Challenge:
Identify every line containing the word "Bank" and reproduce each one.
** START Source records **
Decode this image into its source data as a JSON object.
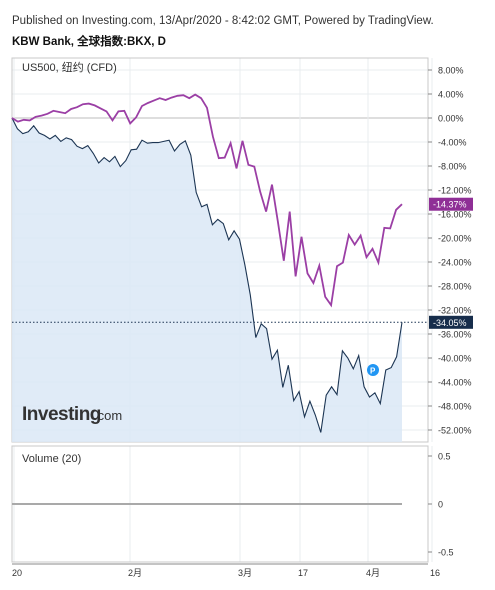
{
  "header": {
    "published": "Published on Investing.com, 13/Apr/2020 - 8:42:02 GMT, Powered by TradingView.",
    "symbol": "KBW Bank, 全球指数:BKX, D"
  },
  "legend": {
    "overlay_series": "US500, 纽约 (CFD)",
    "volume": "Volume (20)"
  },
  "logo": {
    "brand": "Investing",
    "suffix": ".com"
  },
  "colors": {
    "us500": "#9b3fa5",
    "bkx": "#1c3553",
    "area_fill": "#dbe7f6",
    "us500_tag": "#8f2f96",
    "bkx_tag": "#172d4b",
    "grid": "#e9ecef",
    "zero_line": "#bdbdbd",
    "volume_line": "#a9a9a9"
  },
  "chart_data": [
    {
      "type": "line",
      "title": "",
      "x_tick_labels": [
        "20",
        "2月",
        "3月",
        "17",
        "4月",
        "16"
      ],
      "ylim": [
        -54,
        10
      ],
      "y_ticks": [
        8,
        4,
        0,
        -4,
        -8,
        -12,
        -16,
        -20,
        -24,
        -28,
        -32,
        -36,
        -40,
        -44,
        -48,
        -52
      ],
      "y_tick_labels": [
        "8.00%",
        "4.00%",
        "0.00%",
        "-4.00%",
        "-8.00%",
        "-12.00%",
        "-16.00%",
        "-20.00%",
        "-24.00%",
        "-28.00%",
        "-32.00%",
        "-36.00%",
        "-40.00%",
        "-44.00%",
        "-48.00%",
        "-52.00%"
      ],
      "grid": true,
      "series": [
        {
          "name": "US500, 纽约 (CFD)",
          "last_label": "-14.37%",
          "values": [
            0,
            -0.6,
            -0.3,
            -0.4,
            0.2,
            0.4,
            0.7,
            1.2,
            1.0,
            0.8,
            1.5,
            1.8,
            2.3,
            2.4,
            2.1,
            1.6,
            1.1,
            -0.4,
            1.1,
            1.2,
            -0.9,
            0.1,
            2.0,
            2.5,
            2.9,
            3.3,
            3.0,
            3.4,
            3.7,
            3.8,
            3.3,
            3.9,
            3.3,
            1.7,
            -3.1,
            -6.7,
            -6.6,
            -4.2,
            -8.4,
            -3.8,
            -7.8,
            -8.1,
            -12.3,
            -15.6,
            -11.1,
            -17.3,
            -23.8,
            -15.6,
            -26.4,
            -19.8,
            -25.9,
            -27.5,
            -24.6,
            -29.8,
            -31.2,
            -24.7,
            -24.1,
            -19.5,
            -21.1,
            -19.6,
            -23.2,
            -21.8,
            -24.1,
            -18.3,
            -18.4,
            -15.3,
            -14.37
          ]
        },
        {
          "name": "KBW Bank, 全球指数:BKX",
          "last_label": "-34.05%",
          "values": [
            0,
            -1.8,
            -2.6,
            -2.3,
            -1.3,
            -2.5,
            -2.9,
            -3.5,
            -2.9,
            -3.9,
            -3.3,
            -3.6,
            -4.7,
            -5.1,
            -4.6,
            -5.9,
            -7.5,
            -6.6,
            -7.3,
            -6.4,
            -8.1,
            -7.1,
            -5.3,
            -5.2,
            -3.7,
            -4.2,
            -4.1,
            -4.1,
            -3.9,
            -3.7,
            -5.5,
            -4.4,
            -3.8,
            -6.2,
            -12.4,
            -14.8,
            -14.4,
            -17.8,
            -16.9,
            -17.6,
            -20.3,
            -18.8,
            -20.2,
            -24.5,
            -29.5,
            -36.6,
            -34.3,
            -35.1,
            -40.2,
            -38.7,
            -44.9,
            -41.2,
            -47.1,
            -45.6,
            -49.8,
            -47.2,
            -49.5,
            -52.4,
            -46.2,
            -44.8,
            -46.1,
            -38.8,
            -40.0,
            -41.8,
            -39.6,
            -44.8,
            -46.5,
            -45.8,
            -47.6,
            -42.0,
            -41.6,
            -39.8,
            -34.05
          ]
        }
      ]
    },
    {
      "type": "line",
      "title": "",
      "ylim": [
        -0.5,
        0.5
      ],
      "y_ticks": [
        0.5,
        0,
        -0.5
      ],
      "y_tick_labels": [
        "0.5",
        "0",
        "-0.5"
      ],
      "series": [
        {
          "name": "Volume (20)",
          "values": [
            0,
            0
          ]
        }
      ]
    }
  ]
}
** END Source records **
Exercise result:
    "symbol": "KBW Bank, 全球指数:BKX, D"
          "name": "KBW Bank, 全球指数:BKX",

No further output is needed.